## Source passage
________________________

Old Testament Wisdom: An Introduction
Written by James L. Crenshaw Reviewed By Derek KidnerWith enviable self-confidence the author hopes that this study will ‘finally’ meet the need of an adequate introductory textbook to this literature. Whether this is indeed the last word on the subject or not, it is certainly a lively, probing, thorough, and exceedingly well-documented survey by an acknowledged expert.
The introduction of the first two chapters attend largely to the tasks of distinguishing Wisdom (by its form and content together) from the other main strands of biblical literature; of determining whether the Wise were a professional group in Israel; of tracing the course of this tradition from clan to court to houses of learning; and of deciding what were the special preoccupations of the separate wisdom books, and what quest was common to them all.
The middle section (pp. 66–189) consists in the first place of four chapters which treat, in turn, Proverbs, Job, Ecclesiastes and Sirach as conducting the search for, respectively, Knowledge, for the Divine Presence, for Meaning and for Survival; plus a brief fifth chapter entitled ‘The Widening Hunt: Wisdom of Solomon, Wisdom Psalms, and Beyond’. There is considerable detail here: a painstaking and skilful inventory of the contents of the main books in mind, together with the author’s searching appraisals of their tendencies. Then in a final section the mood and method of the sages is related not only to their own religious culture but to ours, in a chapter entitled Wisdom’s Legacy, and to the reflective literature of their neighbours in a further chapter of useful material from Egypt and Mesopotamia.
While its attention to detail makes the book a mine of information, both biblical and bibliographical, it is no mere survey. It bristles with strong opinions, some of them highly debatable. Solomon’s reputation as a sage, for instance, is attacked from all angles, including the recounting of the wildest non-biblical legends about him, to suggest that the biblical account itself is somehow tarred with the same brush. Again, Qoheleth’s outlook is reduced to total scepticism by the removal of every hint of orthodoxy from his book (ascribing, as earlier critics were fond of doing, 3:17; 7:18; 8:12–13; 11:9b and the epilogues, to supplementers, and opting for the conjectural translation ‘ignorance’ rather than ‘eternity’ at 3:11, and ‘thy cistern/grave’ instead of ‘thy Creator’ at 12:1—despite the ’aleph there). The possibility that Qoheleth is exposing the secularists by borrowing their map (so to speak), pursuing their paths to their bitter ends, and declaring his own faith only in an occasional aside and at the end, is not considered.

________________________

## Information shown
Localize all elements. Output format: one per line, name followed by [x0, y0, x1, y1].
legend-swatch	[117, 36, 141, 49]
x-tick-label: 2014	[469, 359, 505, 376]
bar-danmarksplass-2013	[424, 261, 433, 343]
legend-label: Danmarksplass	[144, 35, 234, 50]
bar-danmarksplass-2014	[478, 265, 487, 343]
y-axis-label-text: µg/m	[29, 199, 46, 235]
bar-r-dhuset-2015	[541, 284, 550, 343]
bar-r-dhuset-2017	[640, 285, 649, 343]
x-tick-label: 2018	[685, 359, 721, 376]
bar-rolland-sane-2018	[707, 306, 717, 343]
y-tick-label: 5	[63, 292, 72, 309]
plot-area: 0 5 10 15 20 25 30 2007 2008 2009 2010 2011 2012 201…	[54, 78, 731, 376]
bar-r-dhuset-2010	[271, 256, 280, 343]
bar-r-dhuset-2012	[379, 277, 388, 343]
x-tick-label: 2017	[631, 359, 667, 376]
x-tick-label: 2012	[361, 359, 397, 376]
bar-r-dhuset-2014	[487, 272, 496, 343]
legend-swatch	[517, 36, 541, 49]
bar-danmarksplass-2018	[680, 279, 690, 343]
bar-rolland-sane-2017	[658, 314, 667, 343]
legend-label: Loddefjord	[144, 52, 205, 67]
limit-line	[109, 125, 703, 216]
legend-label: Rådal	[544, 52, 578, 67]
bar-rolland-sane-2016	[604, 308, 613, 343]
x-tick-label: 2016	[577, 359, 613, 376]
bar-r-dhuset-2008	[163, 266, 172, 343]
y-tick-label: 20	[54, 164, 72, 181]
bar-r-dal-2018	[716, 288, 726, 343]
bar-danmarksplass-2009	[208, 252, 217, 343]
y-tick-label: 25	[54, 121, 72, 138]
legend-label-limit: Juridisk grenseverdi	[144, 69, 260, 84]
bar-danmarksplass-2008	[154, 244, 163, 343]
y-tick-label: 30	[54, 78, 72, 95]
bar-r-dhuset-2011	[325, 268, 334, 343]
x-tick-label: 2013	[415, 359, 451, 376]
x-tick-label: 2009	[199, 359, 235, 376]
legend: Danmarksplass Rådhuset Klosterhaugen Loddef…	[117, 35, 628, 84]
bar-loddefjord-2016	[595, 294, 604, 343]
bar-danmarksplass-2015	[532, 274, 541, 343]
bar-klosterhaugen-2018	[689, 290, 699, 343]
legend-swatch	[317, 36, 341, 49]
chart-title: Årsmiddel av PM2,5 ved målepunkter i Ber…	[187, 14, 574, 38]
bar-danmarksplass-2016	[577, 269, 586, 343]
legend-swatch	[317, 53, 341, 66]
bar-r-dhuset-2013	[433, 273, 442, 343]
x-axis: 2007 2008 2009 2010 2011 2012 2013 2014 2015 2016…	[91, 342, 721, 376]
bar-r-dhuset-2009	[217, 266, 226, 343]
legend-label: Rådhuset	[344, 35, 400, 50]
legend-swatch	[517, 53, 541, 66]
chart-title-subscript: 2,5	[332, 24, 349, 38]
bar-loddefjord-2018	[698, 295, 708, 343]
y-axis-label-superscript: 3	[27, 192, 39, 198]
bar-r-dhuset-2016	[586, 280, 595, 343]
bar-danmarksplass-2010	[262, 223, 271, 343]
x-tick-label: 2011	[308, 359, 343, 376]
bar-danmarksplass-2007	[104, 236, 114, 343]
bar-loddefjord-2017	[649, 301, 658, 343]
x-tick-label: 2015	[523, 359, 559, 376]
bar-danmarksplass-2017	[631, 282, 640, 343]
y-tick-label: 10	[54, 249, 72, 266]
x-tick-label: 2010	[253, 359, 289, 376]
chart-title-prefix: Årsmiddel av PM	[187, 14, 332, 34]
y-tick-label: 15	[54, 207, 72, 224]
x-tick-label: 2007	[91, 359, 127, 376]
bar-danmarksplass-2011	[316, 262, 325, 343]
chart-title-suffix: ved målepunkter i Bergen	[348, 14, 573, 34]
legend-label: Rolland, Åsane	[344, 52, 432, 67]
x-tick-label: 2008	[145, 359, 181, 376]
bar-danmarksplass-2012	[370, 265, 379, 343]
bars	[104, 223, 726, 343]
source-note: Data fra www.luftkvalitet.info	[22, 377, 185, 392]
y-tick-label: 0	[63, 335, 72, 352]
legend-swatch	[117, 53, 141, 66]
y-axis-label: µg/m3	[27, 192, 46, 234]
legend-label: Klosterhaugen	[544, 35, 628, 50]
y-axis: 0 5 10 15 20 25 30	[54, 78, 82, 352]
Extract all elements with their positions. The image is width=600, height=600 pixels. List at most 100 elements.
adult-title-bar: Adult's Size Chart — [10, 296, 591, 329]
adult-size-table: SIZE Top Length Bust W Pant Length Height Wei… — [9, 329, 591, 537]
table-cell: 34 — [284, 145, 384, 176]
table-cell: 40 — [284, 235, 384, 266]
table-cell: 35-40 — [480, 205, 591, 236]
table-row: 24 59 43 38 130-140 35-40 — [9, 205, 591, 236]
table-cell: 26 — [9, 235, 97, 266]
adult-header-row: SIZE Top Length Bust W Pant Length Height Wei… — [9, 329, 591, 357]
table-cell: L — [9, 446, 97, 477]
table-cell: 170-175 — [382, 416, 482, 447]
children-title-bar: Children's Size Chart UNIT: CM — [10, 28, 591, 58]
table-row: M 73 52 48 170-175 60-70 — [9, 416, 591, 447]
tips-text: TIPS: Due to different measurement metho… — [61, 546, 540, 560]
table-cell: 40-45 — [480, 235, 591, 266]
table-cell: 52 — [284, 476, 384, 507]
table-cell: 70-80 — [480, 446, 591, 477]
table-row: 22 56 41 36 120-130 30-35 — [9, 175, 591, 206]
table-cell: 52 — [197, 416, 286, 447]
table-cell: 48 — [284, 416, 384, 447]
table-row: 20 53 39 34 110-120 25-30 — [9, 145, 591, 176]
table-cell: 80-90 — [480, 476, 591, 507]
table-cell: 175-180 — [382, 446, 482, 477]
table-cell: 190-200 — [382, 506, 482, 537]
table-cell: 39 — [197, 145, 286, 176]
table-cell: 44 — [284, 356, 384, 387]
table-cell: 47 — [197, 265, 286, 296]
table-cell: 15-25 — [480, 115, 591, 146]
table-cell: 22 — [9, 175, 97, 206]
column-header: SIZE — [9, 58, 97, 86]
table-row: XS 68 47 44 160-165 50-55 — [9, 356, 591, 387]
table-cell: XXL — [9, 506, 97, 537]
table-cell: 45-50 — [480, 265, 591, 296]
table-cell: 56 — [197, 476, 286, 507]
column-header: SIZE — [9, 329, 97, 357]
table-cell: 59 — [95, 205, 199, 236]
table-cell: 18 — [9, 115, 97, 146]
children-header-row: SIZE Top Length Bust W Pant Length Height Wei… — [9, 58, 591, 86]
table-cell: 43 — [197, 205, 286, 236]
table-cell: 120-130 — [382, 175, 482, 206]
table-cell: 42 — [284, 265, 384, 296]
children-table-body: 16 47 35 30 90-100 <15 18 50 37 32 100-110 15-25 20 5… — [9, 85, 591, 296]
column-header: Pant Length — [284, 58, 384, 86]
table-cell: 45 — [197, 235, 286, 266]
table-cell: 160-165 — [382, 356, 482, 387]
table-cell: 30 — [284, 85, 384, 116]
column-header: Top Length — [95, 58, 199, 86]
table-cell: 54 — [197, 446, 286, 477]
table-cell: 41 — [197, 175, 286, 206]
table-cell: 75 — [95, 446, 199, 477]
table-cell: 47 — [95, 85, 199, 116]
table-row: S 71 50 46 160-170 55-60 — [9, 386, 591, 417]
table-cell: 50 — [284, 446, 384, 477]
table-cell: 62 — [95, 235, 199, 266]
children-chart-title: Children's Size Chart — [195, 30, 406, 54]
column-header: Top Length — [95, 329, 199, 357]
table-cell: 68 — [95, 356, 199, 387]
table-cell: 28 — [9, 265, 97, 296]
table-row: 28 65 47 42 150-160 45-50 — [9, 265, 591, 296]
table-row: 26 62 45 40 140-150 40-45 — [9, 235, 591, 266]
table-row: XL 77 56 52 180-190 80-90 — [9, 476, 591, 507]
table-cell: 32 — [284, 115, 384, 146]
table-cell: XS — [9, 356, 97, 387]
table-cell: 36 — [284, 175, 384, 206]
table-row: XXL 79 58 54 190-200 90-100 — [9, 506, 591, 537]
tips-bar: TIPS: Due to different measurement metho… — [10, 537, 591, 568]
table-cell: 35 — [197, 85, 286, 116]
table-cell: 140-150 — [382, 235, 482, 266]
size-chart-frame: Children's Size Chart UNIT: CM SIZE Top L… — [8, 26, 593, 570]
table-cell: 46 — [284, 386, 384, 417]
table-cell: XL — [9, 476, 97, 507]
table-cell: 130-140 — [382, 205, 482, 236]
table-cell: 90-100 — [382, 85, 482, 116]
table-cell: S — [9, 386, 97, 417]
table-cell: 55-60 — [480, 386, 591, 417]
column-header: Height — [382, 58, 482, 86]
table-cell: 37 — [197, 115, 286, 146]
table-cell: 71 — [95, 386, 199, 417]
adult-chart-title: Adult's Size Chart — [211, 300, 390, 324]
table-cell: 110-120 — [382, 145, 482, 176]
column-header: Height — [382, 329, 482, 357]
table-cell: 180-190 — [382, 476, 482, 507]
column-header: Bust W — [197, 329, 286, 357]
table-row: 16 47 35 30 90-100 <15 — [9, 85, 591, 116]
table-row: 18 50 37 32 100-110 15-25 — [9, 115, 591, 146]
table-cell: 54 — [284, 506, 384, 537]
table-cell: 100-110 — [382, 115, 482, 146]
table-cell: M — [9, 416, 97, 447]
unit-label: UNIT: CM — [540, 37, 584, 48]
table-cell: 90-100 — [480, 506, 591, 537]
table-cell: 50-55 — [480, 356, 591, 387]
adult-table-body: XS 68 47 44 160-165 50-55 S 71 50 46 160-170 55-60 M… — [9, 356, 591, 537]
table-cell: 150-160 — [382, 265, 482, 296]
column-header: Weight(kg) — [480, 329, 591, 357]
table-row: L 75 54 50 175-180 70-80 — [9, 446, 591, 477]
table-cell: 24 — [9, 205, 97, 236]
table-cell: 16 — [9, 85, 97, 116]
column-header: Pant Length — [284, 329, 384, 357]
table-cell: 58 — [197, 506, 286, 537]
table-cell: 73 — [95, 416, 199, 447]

________________________

## Exercise set
#1 From the book review above, copy the stretch from "The introduction of" through "to them all." word for word.
#2 According to the book review, which pages does the book's middle section span?
#3 Write the next part of the book review, picking up after its final sentence.

## Answers to the exercise
#1
The introduction of the first two chapters attend largely to the tasks of distinguishing Wisdom (by its form and content together) from the other main strands of biblical literature; of determining whether the Wise were a professional group in Israel; of tracing the course of this tradition from clan to court to houses of learning; and of deciding what were the special preoccupations of the separate wisdom books, and what quest was common to them all.

#2 Pages 66–189.

#3
Likewise, Agur, in Proverbs 30, is cavalierly pronounced an atheist, by the adjustment of his opening words to read: ‘There is no God at all, and I am powerless’ (p. 203)—despite his ensuing statement that ‘every word of God proves true’, and his prayer ‘… lest I be full, and deny thee, and say “Who is the lord?” ’ (Pr. 30:5, 9).
I would take issue, finally, with Crenshaw’s choice of the word ‘scepticism’ (surely a less accurate term than, e.g., ‘questioning’, ‘protest’ or ‘searching’) for the attitude of God’s servants under pressure; and still more, with his commending of scepticism as ‘a world view which offered a viable alternative to the Yahwistic one’ (p. 190, his italics), and which he regards as part of the sages’ positive legacy to us. The old description of these writers as ‘the humanists of Israel’ would seem, on the strength of this, to win his approval not merely as marking their concern with all things human, but even when, in certain of his cases, it would bear its modern sense of ‘atheists’.
In short, this Introduction is as provocative as it is informative. It has a wealth of both information and original thought. But, as the author would doubtless wish, it needs studying with the Bible open, and with recourse to alternative expositions—for ‘He who states his case first seems right, until the other comes and examines him’. But that sage remark applies too, I confess, to this review.